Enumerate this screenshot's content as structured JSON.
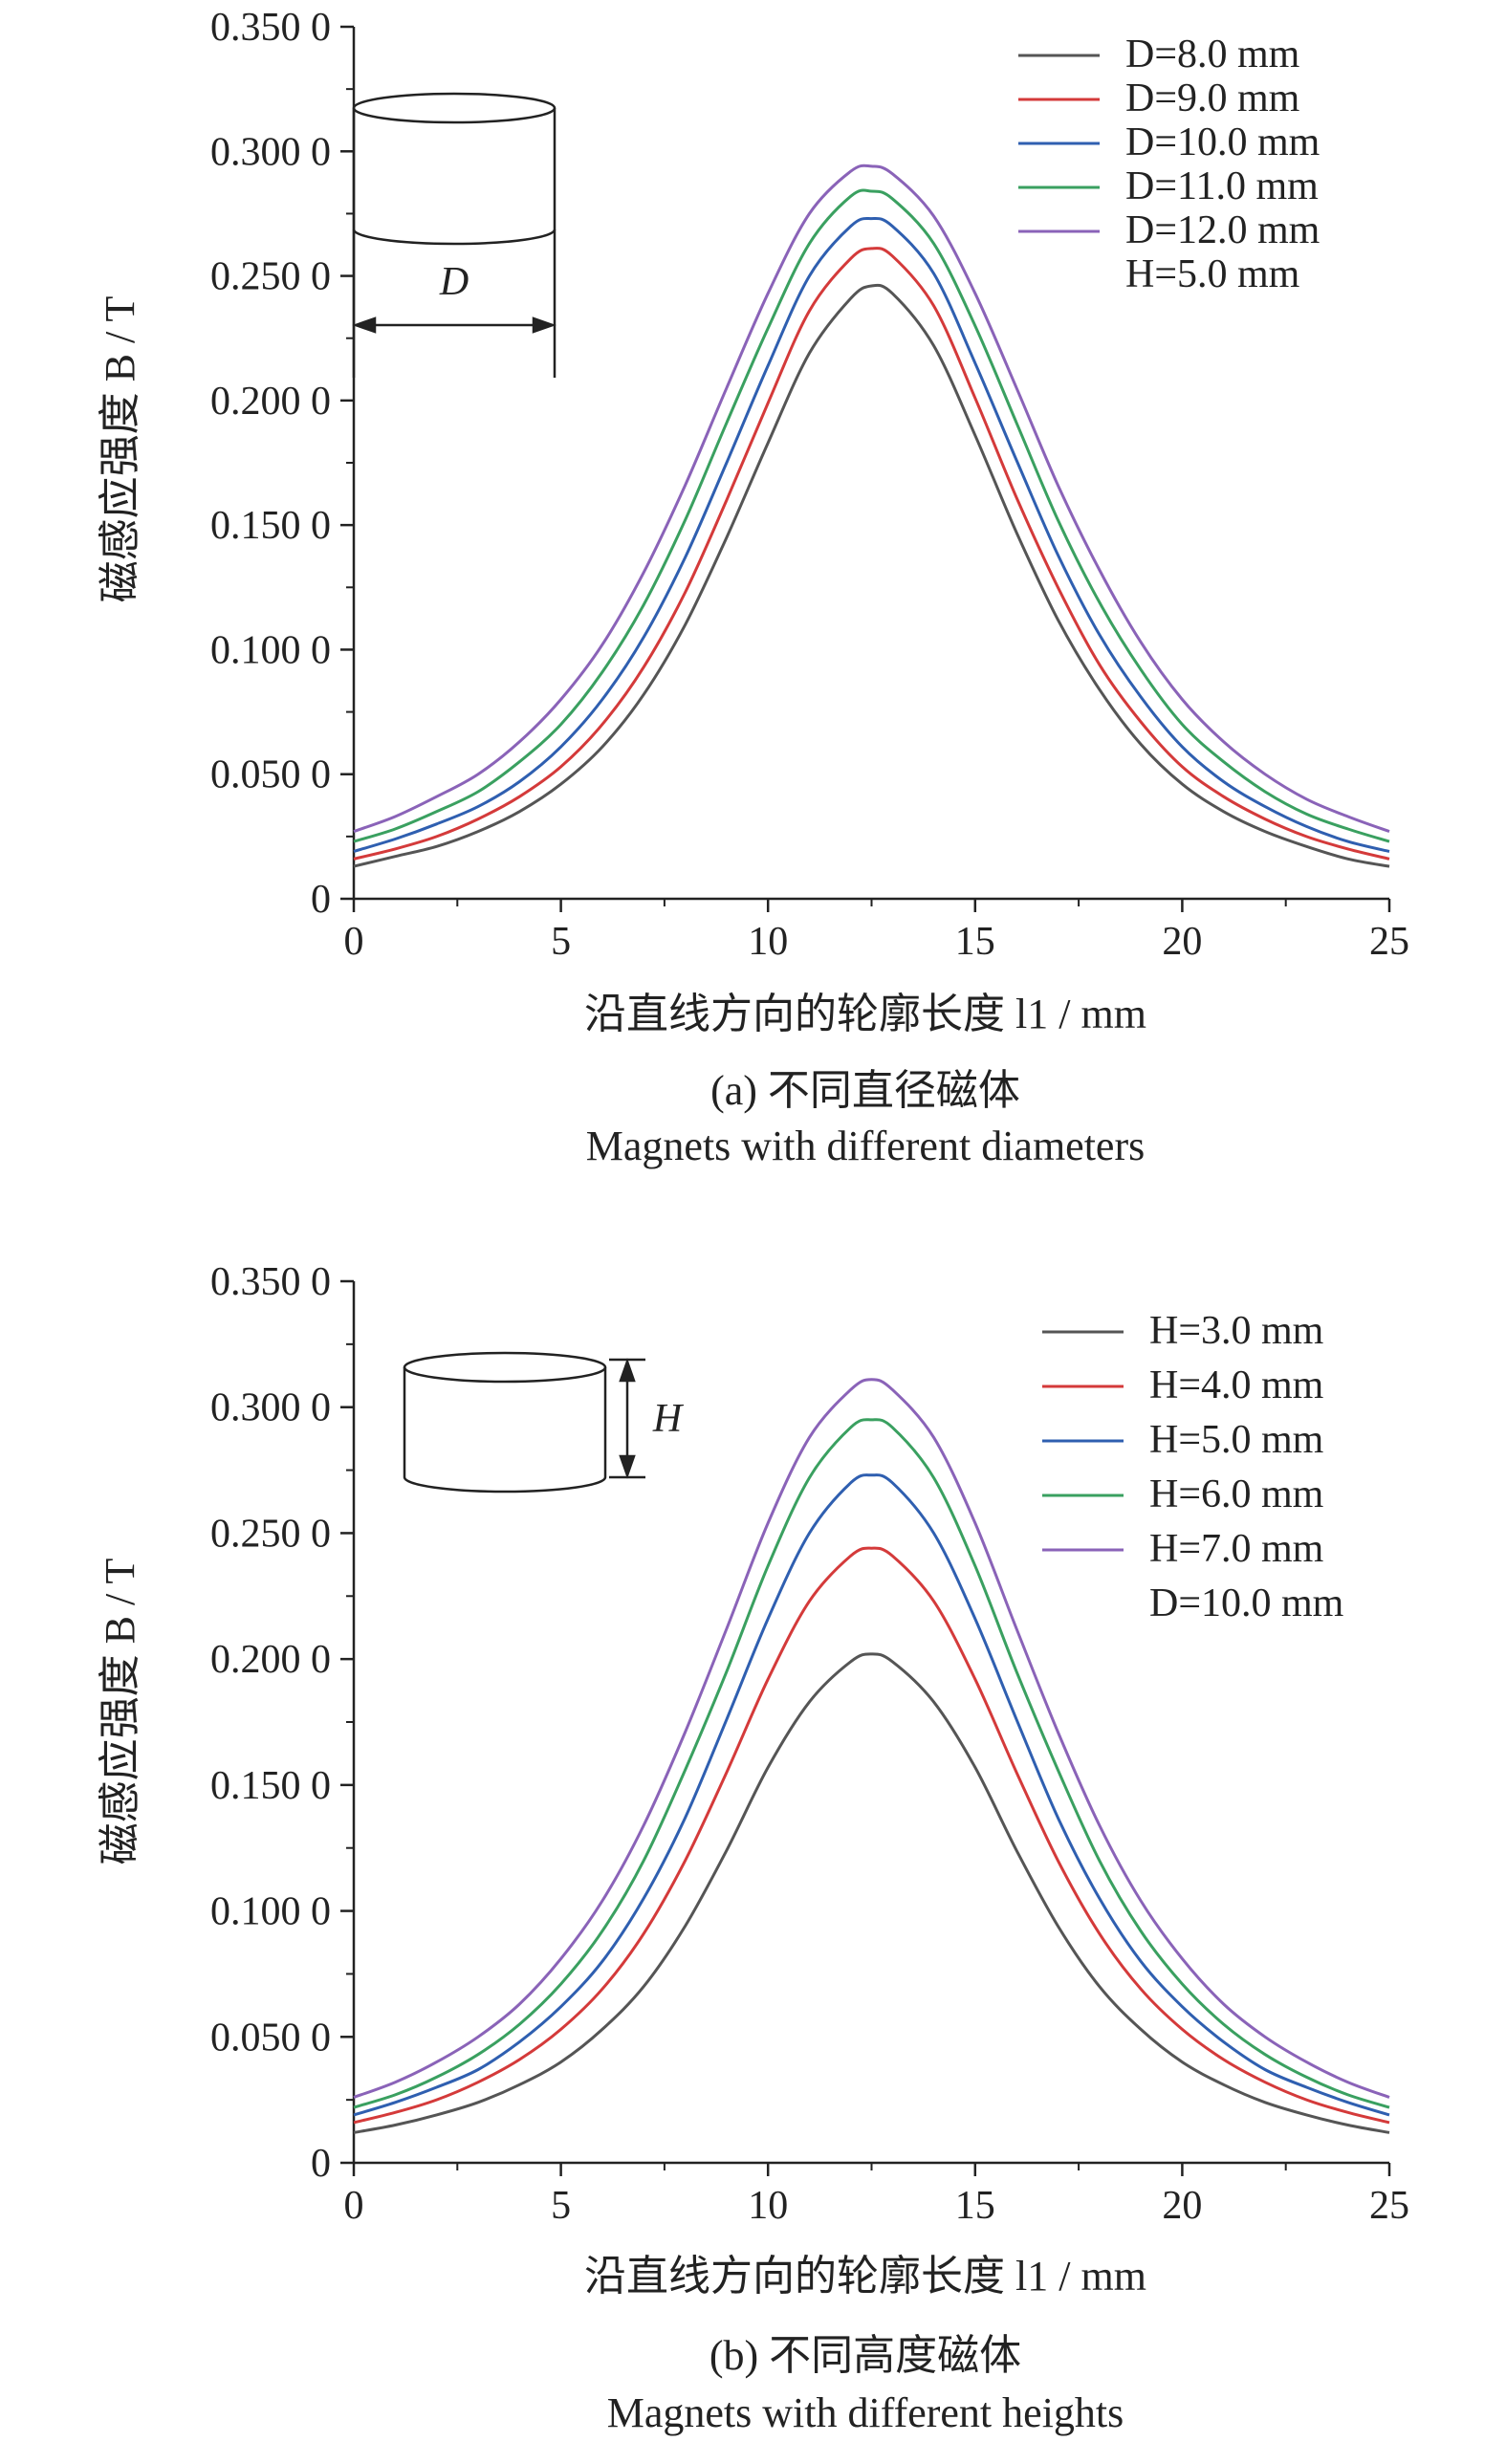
{
  "chart_data": [
    {
      "type": "line",
      "ylabel": "磁感应强度 B / T",
      "xlabel": "沿直线方向的轮廓长度 l1 / mm",
      "xlim": [
        0,
        25
      ],
      "ylim": [
        0,
        0.35
      ],
      "xticks": [
        "0",
        "5",
        "10",
        "15",
        "20",
        "25"
      ],
      "yticks": [
        "0",
        "0.050 0",
        "0.100 0",
        "0.150 0",
        "0.200 0",
        "0.250 0",
        "0.300 0",
        "0.350 0"
      ],
      "caption_cn": "(a) 不同直径磁体",
      "caption_en": "Magnets with different diameters",
      "legend_position": "top-right",
      "legend_note": "H=5.0 mm",
      "inset_label": "D",
      "x": [
        0,
        1,
        2,
        3,
        4,
        5,
        6,
        7,
        8,
        9,
        10,
        11,
        12,
        12.5,
        13,
        14,
        15,
        16,
        17,
        18,
        19,
        20,
        21,
        22,
        23,
        24,
        25
      ],
      "series": [
        {
          "name": "D=8.0 mm",
          "color": "#555555",
          "values": [
            0.013,
            0.017,
            0.021,
            0.027,
            0.035,
            0.046,
            0.061,
            0.082,
            0.11,
            0.145,
            0.183,
            0.219,
            0.241,
            0.246,
            0.243,
            0.222,
            0.186,
            0.147,
            0.112,
            0.084,
            0.062,
            0.046,
            0.035,
            0.027,
            0.021,
            0.016,
            0.013
          ]
        },
        {
          "name": "D=9.0 mm",
          "color": "#d43a3a",
          "values": [
            0.016,
            0.02,
            0.025,
            0.032,
            0.041,
            0.053,
            0.07,
            0.093,
            0.123,
            0.16,
            0.199,
            0.236,
            0.257,
            0.261,
            0.258,
            0.238,
            0.201,
            0.161,
            0.125,
            0.094,
            0.071,
            0.053,
            0.041,
            0.032,
            0.025,
            0.02,
            0.016
          ]
        },
        {
          "name": "D=10.0 mm",
          "color": "#2f5fb0",
          "values": [
            0.019,
            0.024,
            0.03,
            0.037,
            0.047,
            0.061,
            0.08,
            0.105,
            0.137,
            0.175,
            0.214,
            0.25,
            0.27,
            0.273,
            0.27,
            0.251,
            0.215,
            0.176,
            0.138,
            0.106,
            0.081,
            0.061,
            0.047,
            0.037,
            0.029,
            0.023,
            0.019
          ]
        },
        {
          "name": "D=11.0 mm",
          "color": "#3aa060",
          "values": [
            0.023,
            0.028,
            0.035,
            0.043,
            0.055,
            0.07,
            0.091,
            0.118,
            0.152,
            0.191,
            0.229,
            0.263,
            0.282,
            0.284,
            0.281,
            0.263,
            0.23,
            0.191,
            0.152,
            0.119,
            0.092,
            0.07,
            0.055,
            0.043,
            0.034,
            0.028,
            0.023
          ]
        },
        {
          "name": "D=12.0 mm",
          "color": "#8a63b8",
          "values": [
            0.027,
            0.033,
            0.041,
            0.05,
            0.063,
            0.08,
            0.102,
            0.131,
            0.166,
            0.205,
            0.243,
            0.275,
            0.292,
            0.294,
            0.291,
            0.274,
            0.243,
            0.205,
            0.166,
            0.132,
            0.103,
            0.08,
            0.063,
            0.05,
            0.04,
            0.033,
            0.027
          ]
        }
      ]
    },
    {
      "type": "line",
      "ylabel": "磁感应强度 B / T",
      "xlabel": "沿直线方向的轮廓长度 l1 / mm",
      "xlim": [
        0,
        25
      ],
      "ylim": [
        0,
        0.35
      ],
      "xticks": [
        "0",
        "5",
        "10",
        "15",
        "20",
        "25"
      ],
      "yticks": [
        "0",
        "0.050 0",
        "0.100 0",
        "0.150 0",
        "0.200 0",
        "0.250 0",
        "0.300 0",
        "0.350 0"
      ],
      "caption_cn": "(b) 不同高度磁体",
      "caption_en": "Magnets with different heights",
      "legend_position": "top-right",
      "legend_note": "D=10.0 mm",
      "inset_label": "H",
      "x": [
        0,
        1,
        2,
        3,
        4,
        5,
        6,
        7,
        8,
        9,
        10,
        11,
        12,
        12.5,
        13,
        14,
        15,
        16,
        17,
        18,
        19,
        20,
        21,
        22,
        23,
        24,
        25
      ],
      "series": [
        {
          "name": "H=3.0 mm",
          "color": "#555555",
          "values": [
            0.012,
            0.015,
            0.019,
            0.024,
            0.031,
            0.04,
            0.053,
            0.07,
            0.094,
            0.124,
            0.157,
            0.183,
            0.199,
            0.202,
            0.199,
            0.183,
            0.157,
            0.124,
            0.094,
            0.07,
            0.053,
            0.04,
            0.031,
            0.024,
            0.019,
            0.015,
            0.012
          ]
        },
        {
          "name": "H=4.0 mm",
          "color": "#d43a3a",
          "values": [
            0.016,
            0.02,
            0.025,
            0.032,
            0.041,
            0.053,
            0.069,
            0.091,
            0.12,
            0.155,
            0.192,
            0.223,
            0.241,
            0.244,
            0.241,
            0.223,
            0.192,
            0.155,
            0.12,
            0.091,
            0.069,
            0.053,
            0.041,
            0.032,
            0.025,
            0.02,
            0.016
          ]
        },
        {
          "name": "H=5.0 mm",
          "color": "#2f5fb0",
          "values": [
            0.019,
            0.024,
            0.03,
            0.037,
            0.048,
            0.062,
            0.08,
            0.105,
            0.137,
            0.176,
            0.216,
            0.25,
            0.27,
            0.273,
            0.27,
            0.25,
            0.216,
            0.176,
            0.137,
            0.105,
            0.08,
            0.062,
            0.048,
            0.037,
            0.03,
            0.024,
            0.019
          ]
        },
        {
          "name": "H=6.0 mm",
          "color": "#3aa060",
          "values": [
            0.022,
            0.027,
            0.034,
            0.043,
            0.055,
            0.071,
            0.092,
            0.12,
            0.156,
            0.195,
            0.237,
            0.272,
            0.292,
            0.295,
            0.292,
            0.272,
            0.237,
            0.195,
            0.156,
            0.12,
            0.092,
            0.071,
            0.055,
            0.043,
            0.034,
            0.027,
            0.022
          ]
        },
        {
          "name": "H=7.0 mm",
          "color": "#8a63b8",
          "values": [
            0.026,
            0.032,
            0.04,
            0.05,
            0.063,
            0.081,
            0.104,
            0.134,
            0.171,
            0.212,
            0.254,
            0.288,
            0.307,
            0.311,
            0.307,
            0.288,
            0.254,
            0.212,
            0.171,
            0.134,
            0.104,
            0.081,
            0.063,
            0.05,
            0.04,
            0.032,
            0.026
          ]
        }
      ]
    }
  ]
}
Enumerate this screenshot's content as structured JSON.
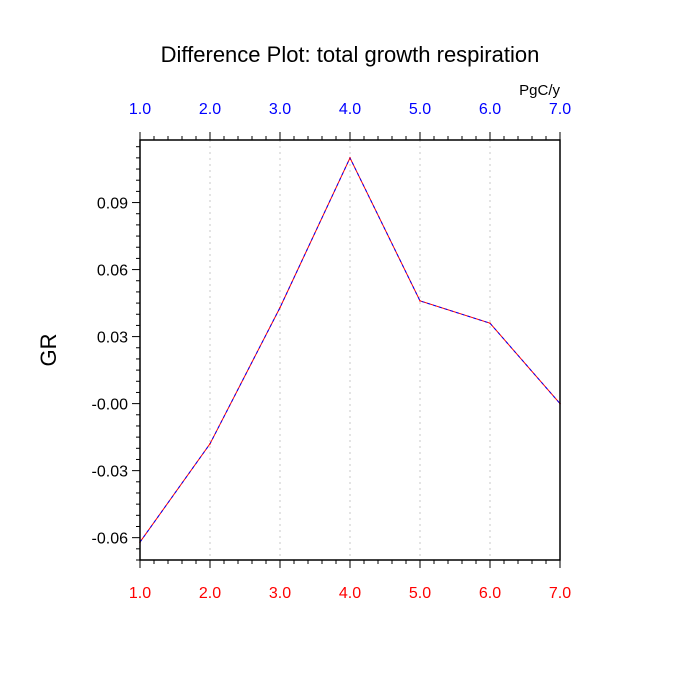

================================

What you should do
Skip the pictures and print each record exactly as it stands.

Expected answer
Enumerate this screenshot's content as structured JSON.
{
  "chart_data": [
    {
      "type": "line",
      "ylabel": "磁感应强度 B / T",
      "xlabel": "沿直线方向的轮廓长度 l1 / mm",
      "xlim": [
        0,
        25
      ],
      "ylim": [
        0,
        0.35
      ],
      "xticks": [
        "0",
        "5",
        "10",
        "15",
        "20",
        "25"
      ],
      "yticks": [
        "0",
        "0.050 0",
        "0.100 0",
        "0.150 0",
        "0.200 0",
        "0.250 0",
        "0.300 0",
        "0.350 0"
      ],
      "caption_cn": "(a) 不同直径磁体",
      "caption_en": "Magnets with different diameters",
      "legend_position": "top-right",
      "legend_note": "H=5.0 mm",
      "inset_label": "D",
      "x": [
        0,
        1,
        2,
        3,
        4,
        5,
        6,
        7,
        8,
        9,
        10,
        11,
        12,
        12.5,
        13,
        14,
        15,
        16,
        17,
        18,
        19,
        20,
        21,
        22,
        23,
        24,
        25
      ],
      "series": [
        {
          "name": "D=8.0 mm",
          "color": "#555555",
          "values": [
            0.013,
            0.017,
            0.021,
            0.027,
            0.035,
            0.046,
            0.061,
            0.082,
            0.11,
            0.145,
            0.183,
            0.219,
            0.241,
            0.246,
            0.243,
            0.222,
            0.186,
            0.147,
            0.112,
            0.084,
            0.062,
            0.046,
            0.035,
            0.027,
            0.021,
            0.016,
            0.013
          ]
        },
        {
          "name": "D=9.0 mm",
          "color": "#d43a3a",
          "values": [
            0.016,
            0.02,
            0.025,
            0.032,
            0.041,
            0.053,
            0.07,
            0.093,
            0.123,
            0.16,
            0.199,
            0.236,
            0.257,
            0.261,
            0.258,
            0.238,
            0.201,
            0.161,
            0.125,
            0.094,
            0.071,
            0.053,
            0.041,
            0.032,
            0.025,
            0.02,
            0.016
          ]
        },
        {
          "name": "D=10.0 mm",
          "color": "#2f5fb0",
          "values": [
            0.019,
            0.024,
            0.03,
            0.037,
            0.047,
            0.061,
            0.08,
            0.105,
            0.137,
            0.175,
            0.214,
            0.25,
            0.27,
            0.273,
            0.27,
            0.251,
            0.215,
            0.176,
            0.138,
            0.106,
            0.081,
            0.061,
            0.047,
            0.037,
            0.029,
            0.023,
            0.019
          ]
        },
        {
          "name": "D=11.0 mm",
          "color": "#3aa060",
          "values": [
            0.023,
            0.028,
            0.035,
            0.043,
            0.055,
            0.07,
            0.091,
            0.118,
            0.152,
            0.191,
            0.229,
            0.263,
            0.282,
            0.284,
            0.281,
            0.263,
            0.23,
            0.191,
            0.152,
            0.119,
            0.092,
            0.07,
            0.055,
            0.043,
            0.034,
            0.028,
            0.023
          ]
        },
        {
          "name": "D=12.0 mm",
          "color": "#8a63b8",
          "values": [
            0.027,
            0.033,
            0.041,
            0.05,
            0.063,
            0.08,
            0.102,
            0.131,
            0.166,
            0.205,
            0.243,
            0.275,
            0.292,
            0.294,
            0.291,
            0.274,
            0.243,
            0.205,
            0.166,
            0.132,
            0.103,
            0.08,
            0.063,
            0.05,
            0.04,
            0.033,
            0.027
          ]
        }
      ]
    },
    {
      "type": "line",
      "ylabel": "磁感应强度 B / T",
      "xlabel": "沿直线方向的轮廓长度 l1 / mm",
      "xlim": [
        0,
        25
      ],
      "ylim": [
        0,
        0.35
      ],
      "xticks": [
        "0",
        "5",
        "10",
        "15",
        "20",
        "25"
      ],
      "yticks": [
        "0",
        "0.050 0",
        "0.100 0",
        "0.150 0",
        "0.200 0",
        "0.250 0",
        "0.300 0",
        "0.350 0"
      ],
      "caption_cn": "(b) 不同高度磁体",
      "caption_en": "Magnets with different heights",
      "legend_position": "top-right",
      "legend_note": "D=10.0 mm",
      "inset_label": "H",
      "x": [
        0,
        1,
        2,
        3,
        4,
        5,
        6,
        7,
        8,
        9,
        10,
        11,
        12,
        12.5,
        13,
        14,
        15,
        16,
        17,
        18,
        19,
        20,
        21,
        22,
        23,
        24,
        25
      ],
      "series": [
        {
          "name": "H=3.0 mm",
          "color": "#555555",
          "values": [
            0.012,
            0.015,
            0.019,
            0.024,
            0.031,
            0.04,
            0.053,
            0.07,
            0.094,
            0.124,
            0.157,
            0.183,
            0.199,
            0.202,
            0.199,
            0.183,
            0.157,
            0.124,
            0.094,
            0.07,
            0.053,
            0.04,
            0.031,
            0.024,
            0.019,
            0.015,
            0.012
          ]
        },
        {
          "name": "H=4.0 mm",
          "color": "#d43a3a",
          "values": [
            0.016,
            0.02,
            0.025,
            0.032,
            0.041,
            0.053,
            0.069,
            0.091,
            0.12,
            0.155,
            0.192,
            0.223,
            0.241,
            0.244,
            0.241,
            0.223,
            0.192,
            0.155,
            0.12,
            0.091,
            0.069,
            0.053,
            0.041,
            0.032,
            0.025,
            0.02,
            0.016
          ]
        },
        {
          "name": "H=5.0 mm",
          "color": "#2f5fb0",
          "values": [
            0.019,
            0.024,
            0.03,
            0.037,
            0.048,
            0.062,
            0.08,
            0.105,
            0.137,
            0.176,
            0.216,
            0.25,
            0.27,
            0.273,
            0.27,
            0.25,
            0.216,
            0.176,
            0.137,
            0.105,
            0.08,
            0.062,
            0.048,
            0.037,
            0.03,
            0.024,
            0.019
          ]
        },
        {
          "name": "H=6.0 mm",
          "color": "#3aa060",
          "values": [
            0.022,
            0.027,
            0.034,
            0.043,
            0.055,
            0.071,
            0.092,
            0.12,
            0.156,
            0.195,
            0.237,
            0.272,
            0.292,
            0.295,
            0.292,
            0.272,
            0.237,
            0.195,
            0.156,
            0.12,
            0.092,
            0.071,
            0.055,
            0.043,
            0.034,
            0.027,
            0.022
          ]
        },
        {
          "name": "H=7.0 mm",
          "color": "#8a63b8",
          "values": [
            0.026,
            0.032,
            0.04,
            0.05,
            0.063,
            0.081,
            0.104,
            0.134,
            0.171,
            0.212,
            0.254,
            0.288,
            0.307,
            0.311,
            0.307,
            0.288,
            0.254,
            0.212,
            0.171,
            0.134,
            0.104,
            0.081,
            0.063,
            0.05,
            0.04,
            0.032,
            0.026
          ]
        }
      ]
    }
  ]
}
Enumerate this screenshot's content as structured JSON.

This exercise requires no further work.